▼▼▼

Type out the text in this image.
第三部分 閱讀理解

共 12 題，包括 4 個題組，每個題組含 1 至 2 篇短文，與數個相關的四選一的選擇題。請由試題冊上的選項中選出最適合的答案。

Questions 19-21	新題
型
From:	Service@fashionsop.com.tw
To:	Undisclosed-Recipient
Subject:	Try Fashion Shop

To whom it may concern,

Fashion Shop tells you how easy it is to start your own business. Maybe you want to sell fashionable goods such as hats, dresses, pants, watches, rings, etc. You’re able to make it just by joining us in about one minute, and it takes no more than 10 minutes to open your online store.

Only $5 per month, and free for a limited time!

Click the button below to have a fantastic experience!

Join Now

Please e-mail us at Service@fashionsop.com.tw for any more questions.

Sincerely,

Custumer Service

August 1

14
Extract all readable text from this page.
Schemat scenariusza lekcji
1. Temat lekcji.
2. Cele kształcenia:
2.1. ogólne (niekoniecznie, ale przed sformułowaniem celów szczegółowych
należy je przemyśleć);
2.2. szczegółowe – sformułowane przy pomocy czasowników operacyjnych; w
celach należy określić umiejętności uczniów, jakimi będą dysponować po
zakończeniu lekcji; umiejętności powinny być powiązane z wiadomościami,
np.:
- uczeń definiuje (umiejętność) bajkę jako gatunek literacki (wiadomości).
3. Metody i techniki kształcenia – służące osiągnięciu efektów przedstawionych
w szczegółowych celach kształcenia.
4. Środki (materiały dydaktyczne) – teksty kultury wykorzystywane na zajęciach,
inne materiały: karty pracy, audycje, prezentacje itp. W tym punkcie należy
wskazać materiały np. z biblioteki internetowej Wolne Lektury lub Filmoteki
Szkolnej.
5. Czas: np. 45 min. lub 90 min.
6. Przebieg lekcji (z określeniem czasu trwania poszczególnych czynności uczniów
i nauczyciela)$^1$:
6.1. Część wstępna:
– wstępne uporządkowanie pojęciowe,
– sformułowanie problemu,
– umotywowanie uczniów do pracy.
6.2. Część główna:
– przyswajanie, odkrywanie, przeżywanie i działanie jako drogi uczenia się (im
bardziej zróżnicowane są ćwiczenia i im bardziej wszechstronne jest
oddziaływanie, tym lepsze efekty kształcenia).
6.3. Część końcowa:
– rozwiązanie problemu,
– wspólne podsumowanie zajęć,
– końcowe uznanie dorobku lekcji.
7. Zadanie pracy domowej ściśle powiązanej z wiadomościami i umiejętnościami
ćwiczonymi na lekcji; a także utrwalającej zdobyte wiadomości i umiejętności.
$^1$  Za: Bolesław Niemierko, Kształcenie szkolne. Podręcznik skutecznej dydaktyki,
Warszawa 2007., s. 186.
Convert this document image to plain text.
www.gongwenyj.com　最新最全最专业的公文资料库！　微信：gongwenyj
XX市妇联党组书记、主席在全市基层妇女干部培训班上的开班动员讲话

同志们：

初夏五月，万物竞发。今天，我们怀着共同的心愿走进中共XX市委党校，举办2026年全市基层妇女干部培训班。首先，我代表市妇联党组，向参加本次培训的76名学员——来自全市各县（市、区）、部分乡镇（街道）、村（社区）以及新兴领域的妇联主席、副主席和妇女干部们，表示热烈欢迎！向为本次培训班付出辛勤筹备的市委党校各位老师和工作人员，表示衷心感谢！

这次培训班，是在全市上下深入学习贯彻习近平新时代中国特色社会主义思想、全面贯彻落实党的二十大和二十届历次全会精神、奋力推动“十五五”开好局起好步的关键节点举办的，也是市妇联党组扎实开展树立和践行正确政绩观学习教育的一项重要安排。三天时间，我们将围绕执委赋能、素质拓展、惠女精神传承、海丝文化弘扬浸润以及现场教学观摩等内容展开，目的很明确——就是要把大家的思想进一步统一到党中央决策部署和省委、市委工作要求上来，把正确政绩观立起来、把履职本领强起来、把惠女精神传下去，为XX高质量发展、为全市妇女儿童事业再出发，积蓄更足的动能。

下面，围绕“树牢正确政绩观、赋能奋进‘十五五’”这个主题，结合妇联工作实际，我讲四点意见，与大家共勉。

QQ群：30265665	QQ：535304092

▲▲▲
▼▼▼

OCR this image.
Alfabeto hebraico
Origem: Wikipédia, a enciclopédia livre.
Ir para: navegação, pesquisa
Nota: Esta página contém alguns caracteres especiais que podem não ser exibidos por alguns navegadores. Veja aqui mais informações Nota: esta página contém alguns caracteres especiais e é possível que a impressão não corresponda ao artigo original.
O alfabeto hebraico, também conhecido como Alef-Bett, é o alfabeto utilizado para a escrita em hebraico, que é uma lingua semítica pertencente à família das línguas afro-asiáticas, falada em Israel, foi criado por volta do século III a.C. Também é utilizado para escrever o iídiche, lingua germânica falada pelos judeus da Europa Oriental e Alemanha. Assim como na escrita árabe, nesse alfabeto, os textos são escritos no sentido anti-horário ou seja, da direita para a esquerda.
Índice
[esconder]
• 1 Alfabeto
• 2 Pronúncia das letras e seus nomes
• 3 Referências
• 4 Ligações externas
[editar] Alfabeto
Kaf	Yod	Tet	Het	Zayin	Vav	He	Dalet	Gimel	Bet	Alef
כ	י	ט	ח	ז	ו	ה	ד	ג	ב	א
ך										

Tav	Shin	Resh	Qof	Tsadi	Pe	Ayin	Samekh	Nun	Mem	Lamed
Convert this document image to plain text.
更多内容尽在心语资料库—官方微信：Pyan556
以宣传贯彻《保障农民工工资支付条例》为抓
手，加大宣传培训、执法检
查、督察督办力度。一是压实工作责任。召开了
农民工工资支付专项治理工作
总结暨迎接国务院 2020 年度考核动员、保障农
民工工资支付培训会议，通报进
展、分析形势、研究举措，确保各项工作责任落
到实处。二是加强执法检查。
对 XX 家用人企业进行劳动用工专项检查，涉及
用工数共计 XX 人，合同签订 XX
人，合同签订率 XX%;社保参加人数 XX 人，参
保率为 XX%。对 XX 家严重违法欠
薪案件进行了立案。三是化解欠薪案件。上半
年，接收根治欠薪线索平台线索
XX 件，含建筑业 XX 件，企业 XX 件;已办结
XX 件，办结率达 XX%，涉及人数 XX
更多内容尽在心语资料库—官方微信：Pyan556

▲▲▲

**YOUR TASK:** Lines that include the word "jako" — how many are there in the data? Answer with the number alone.

**THE SOLUTION:** 2